--- Begin ---
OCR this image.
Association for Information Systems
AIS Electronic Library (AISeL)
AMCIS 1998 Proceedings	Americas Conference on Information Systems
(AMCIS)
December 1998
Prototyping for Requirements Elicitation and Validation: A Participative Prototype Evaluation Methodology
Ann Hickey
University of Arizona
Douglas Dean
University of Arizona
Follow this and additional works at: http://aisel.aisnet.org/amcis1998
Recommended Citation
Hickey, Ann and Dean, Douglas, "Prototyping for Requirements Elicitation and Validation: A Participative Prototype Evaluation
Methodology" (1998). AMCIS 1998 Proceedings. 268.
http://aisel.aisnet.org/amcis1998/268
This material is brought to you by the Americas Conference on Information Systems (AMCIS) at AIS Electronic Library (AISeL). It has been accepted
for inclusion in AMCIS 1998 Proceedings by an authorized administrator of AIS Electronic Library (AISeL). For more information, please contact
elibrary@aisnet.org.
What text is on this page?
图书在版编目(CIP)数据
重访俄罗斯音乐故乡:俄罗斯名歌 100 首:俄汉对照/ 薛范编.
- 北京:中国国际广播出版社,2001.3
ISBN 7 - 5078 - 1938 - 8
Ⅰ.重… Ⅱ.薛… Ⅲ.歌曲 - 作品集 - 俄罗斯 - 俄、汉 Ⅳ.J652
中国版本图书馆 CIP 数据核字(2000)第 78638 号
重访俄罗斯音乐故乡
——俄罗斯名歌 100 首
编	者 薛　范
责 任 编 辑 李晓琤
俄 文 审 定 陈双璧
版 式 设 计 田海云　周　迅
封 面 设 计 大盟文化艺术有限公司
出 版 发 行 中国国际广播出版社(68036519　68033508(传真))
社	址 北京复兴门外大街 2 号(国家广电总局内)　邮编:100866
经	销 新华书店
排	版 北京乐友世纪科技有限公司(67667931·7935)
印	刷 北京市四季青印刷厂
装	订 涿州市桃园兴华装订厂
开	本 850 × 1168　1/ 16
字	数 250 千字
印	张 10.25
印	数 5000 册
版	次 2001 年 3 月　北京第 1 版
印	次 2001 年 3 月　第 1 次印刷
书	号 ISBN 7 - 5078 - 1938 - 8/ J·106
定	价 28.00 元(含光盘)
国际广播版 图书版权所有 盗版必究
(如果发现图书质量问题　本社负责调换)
--- End ---
> DIRECTIVE: Return exactly the lines from the one containing "What text is on this page?" to the last line of the data, and nothing more.

> THE ANSWER:
What text is on this page?
图书在版编目(CIP)数据
重访俄罗斯音乐故乡:俄罗斯名歌 100 首:俄汉对照/ 薛范编.
- 北京:中国国际广播出版社,2001.3
ISBN 7 - 5078 - 1938 - 8
Ⅰ.重… Ⅱ.薛… Ⅲ.歌曲 - 作品集 - 俄罗斯 - 俄、汉 Ⅳ.J652
中国版本图书馆 CIP 数据核字(2000)第 78638 号
重访俄罗斯音乐故乡
——俄罗斯名歌 100 首
编	者 薛　范
责 任 编 辑 李晓琤
俄 文 审 定 陈双璧
版 式 设 计 田海云　周　迅
封 面 设 计 大盟文化艺术有限公司
出 版 发 行 中国国际广播出版社(68036519　68033508(传真))
社	址 北京复兴门外大街 2 号(国家广电总局内)　邮编:100866
经	销 新华书店
排	版 北京乐友世纪科技有限公司(67667931·7935)
印	刷 北京市四季青印刷厂
装	订 涿州市桃园兴华装订厂
开	本 850 × 1168　1/ 16
字	数 250 千字
印	张 10.25
印	数 5000 册
版	次 2001 年 3 月　北京第 1 版
印	次 2001 年 3 月　第 1 次印刷
书	号 ISBN 7 - 5078 - 1938 - 8/ J·106
定	价 28.00 元(含光盘)
国际广播版 图书版权所有 盗版必究
(如果发现图书质量问题　本社负责调换)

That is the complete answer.